== Short task ==
Make a verbatim copy of the entries below; pictures stay out.

== Data records ==
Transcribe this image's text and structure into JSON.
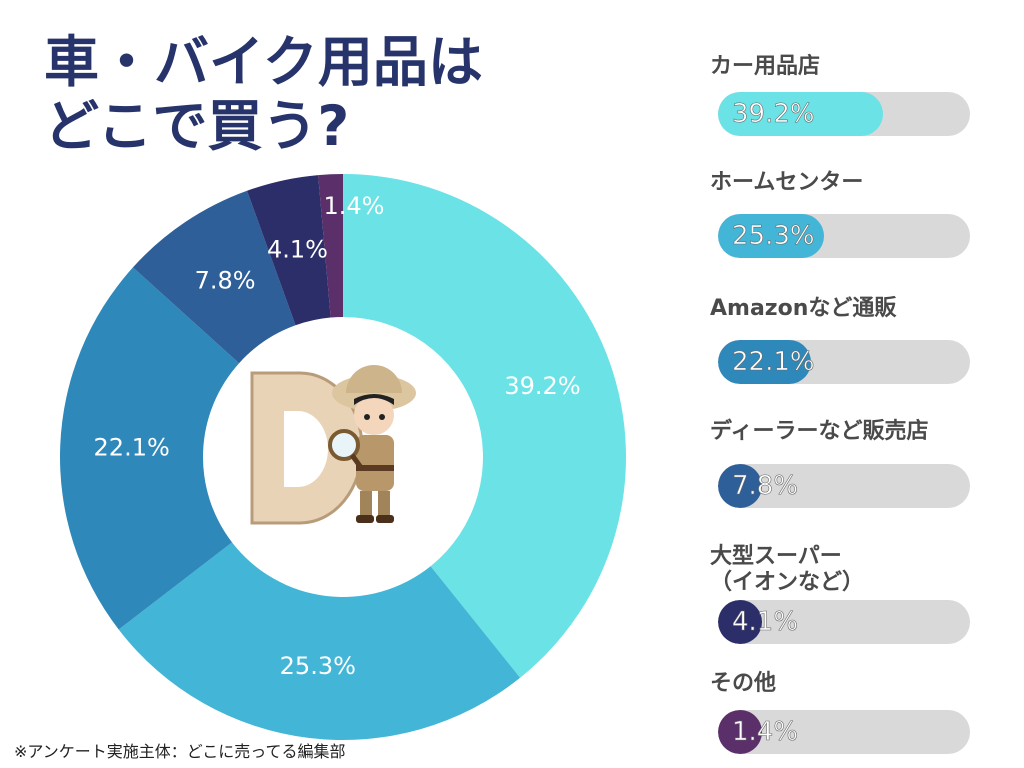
{
  "title_lines": [
    "車・バイク用品は",
    "どこで買う?"
  ],
  "footnote": "※アンケート実施主体：どこに売ってる編集部",
  "chart_data": {
    "type": "pie",
    "title": "車・バイク用品はどこで買う?",
    "categories": [
      "カー用品店",
      "ホームセンター",
      "Amazonなど通販",
      "ディーラーなど販売店",
      "大型スーパー\n（イオンなど）",
      "その他"
    ],
    "values": [
      39.2,
      25.3,
      22.1,
      7.8,
      4.1,
      1.4
    ],
    "value_labels": [
      "39.2%",
      "25.3%",
      "22.1%",
      "7.8%",
      "4.1%",
      "1.4%"
    ],
    "colors": [
      "#6ae2e6",
      "#43b5d6",
      "#2f88ba",
      "#2e5f98",
      "#2c2e6a",
      "#5a2f6a"
    ],
    "unit": "%",
    "legend_placement": "right"
  },
  "center_icon": "detective-mascot-icon"
}
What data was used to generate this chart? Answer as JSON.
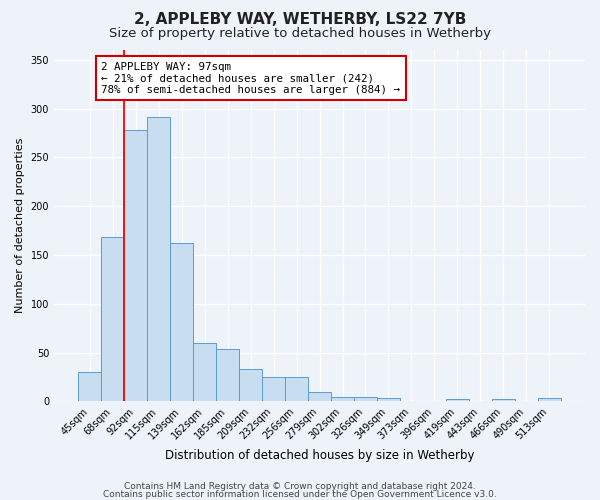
{
  "title": "2, APPLEBY WAY, WETHERBY, LS22 7YB",
  "subtitle": "Size of property relative to detached houses in Wetherby",
  "xlabel": "Distribution of detached houses by size in Wetherby",
  "ylabel": "Number of detached properties",
  "bar_labels": [
    "45sqm",
    "68sqm",
    "92sqm",
    "115sqm",
    "139sqm",
    "162sqm",
    "185sqm",
    "209sqm",
    "232sqm",
    "256sqm",
    "279sqm",
    "302sqm",
    "326sqm",
    "349sqm",
    "373sqm",
    "396sqm",
    "419sqm",
    "443sqm",
    "466sqm",
    "490sqm",
    "513sqm"
  ],
  "bar_heights": [
    30,
    168,
    278,
    291,
    162,
    60,
    54,
    33,
    25,
    25,
    10,
    5,
    5,
    3,
    0,
    0,
    2,
    0,
    2,
    0,
    3
  ],
  "bar_color": "#c9ddf0",
  "bar_edge_color": "#5b9bd5",
  "red_line_index": 2,
  "ylim": [
    0,
    360
  ],
  "yticks": [
    0,
    50,
    100,
    150,
    200,
    250,
    300,
    350
  ],
  "annotation_title": "2 APPLEBY WAY: 97sqm",
  "annotation_line1": "← 21% of detached houses are smaller (242)",
  "annotation_line2": "78% of semi-detached houses are larger (884) →",
  "annotation_box_color": "#ffffff",
  "annotation_box_edge": "#cc0000",
  "footnote1": "Contains HM Land Registry data © Crown copyright and database right 2024.",
  "footnote2": "Contains public sector information licensed under the Open Government Licence v3.0.",
  "background_color": "#eef2f9",
  "plot_background": "#eef2f9",
  "grid_color": "#ffffff",
  "title_fontsize": 11,
  "subtitle_fontsize": 9.5,
  "xlabel_fontsize": 8.5,
  "ylabel_fontsize": 8,
  "tick_fontsize": 7,
  "annotation_fontsize": 7.8,
  "footnote_fontsize": 6.5
}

== Full output ==
Transcribe this image's text and structure into JSON.
{
  "title_lines": [
    "車・バイク用品は",
    "どこで買う?"
  ],
  "footnote": "※アンケート実施主体：どこに売ってる編集部",
  "chart_data": {
    "type": "pie",
    "title": "車・バイク用品はどこで買う?",
    "categories": [
      "カー用品店",
      "ホームセンター",
      "Amazonなど通販",
      "ディーラーなど販売店",
      "大型スーパー\n（イオンなど）",
      "その他"
    ],
    "values": [
      39.2,
      25.3,
      22.1,
      7.8,
      4.1,
      1.4
    ],
    "value_labels": [
      "39.2%",
      "25.3%",
      "22.1%",
      "7.8%",
      "4.1%",
      "1.4%"
    ],
    "colors": [
      "#6ae2e6",
      "#43b5d6",
      "#2f88ba",
      "#2e5f98",
      "#2c2e6a",
      "#5a2f6a"
    ],
    "unit": "%",
    "legend_placement": "right"
  },
  "center_icon": "detective-mascot-icon"
}
What data was used to generate this chart? Answer as JSON.
{
  "title": "2, APPLEBY WAY, WETHERBY, LS22 7YB",
  "subtitle": "Size of property relative to detached houses in Wetherby",
  "xlabel": "Distribution of detached houses by size in Wetherby",
  "ylabel": "Number of detached properties",
  "bar_labels": [
    "45sqm",
    "68sqm",
    "92sqm",
    "115sqm",
    "139sqm",
    "162sqm",
    "185sqm",
    "209sqm",
    "232sqm",
    "256sqm",
    "279sqm",
    "302sqm",
    "326sqm",
    "349sqm",
    "373sqm",
    "396sqm",
    "419sqm",
    "443sqm",
    "466sqm",
    "490sqm",
    "513sqm"
  ],
  "bar_heights": [
    30,
    168,
    278,
    291,
    162,
    60,
    54,
    33,
    25,
    25,
    10,
    5,
    5,
    3,
    0,
    0,
    2,
    0,
    2,
    0,
    3
  ],
  "bar_color": "#c9ddf0",
  "bar_edge_color": "#5b9bd5",
  "red_line_index": 2,
  "ylim": [
    0,
    360
  ],
  "yticks": [
    0,
    50,
    100,
    150,
    200,
    250,
    300,
    350
  ],
  "annotation_title": "2 APPLEBY WAY: 97sqm",
  "annotation_line1": "← 21% of detached houses are smaller (242)",
  "annotation_line2": "78% of semi-detached houses are larger (884) →",
  "annotation_box_color": "#ffffff",
  "annotation_box_edge": "#cc0000",
  "footnote1": "Contains HM Land Registry data © Crown copyright and database right 2024.",
  "footnote2": "Contains public sector information licensed under the Open Government Licence v3.0.",
  "background_color": "#eef2f9",
  "plot_background": "#eef2f9",
  "grid_color": "#ffffff",
  "title_fontsize": 11,
  "subtitle_fontsize": 9.5,
  "xlabel_fontsize": 8.5,
  "ylabel_fontsize": 8,
  "tick_fontsize": 7,
  "annotation_fontsize": 7.8,
  "footnote_fontsize": 6.5
}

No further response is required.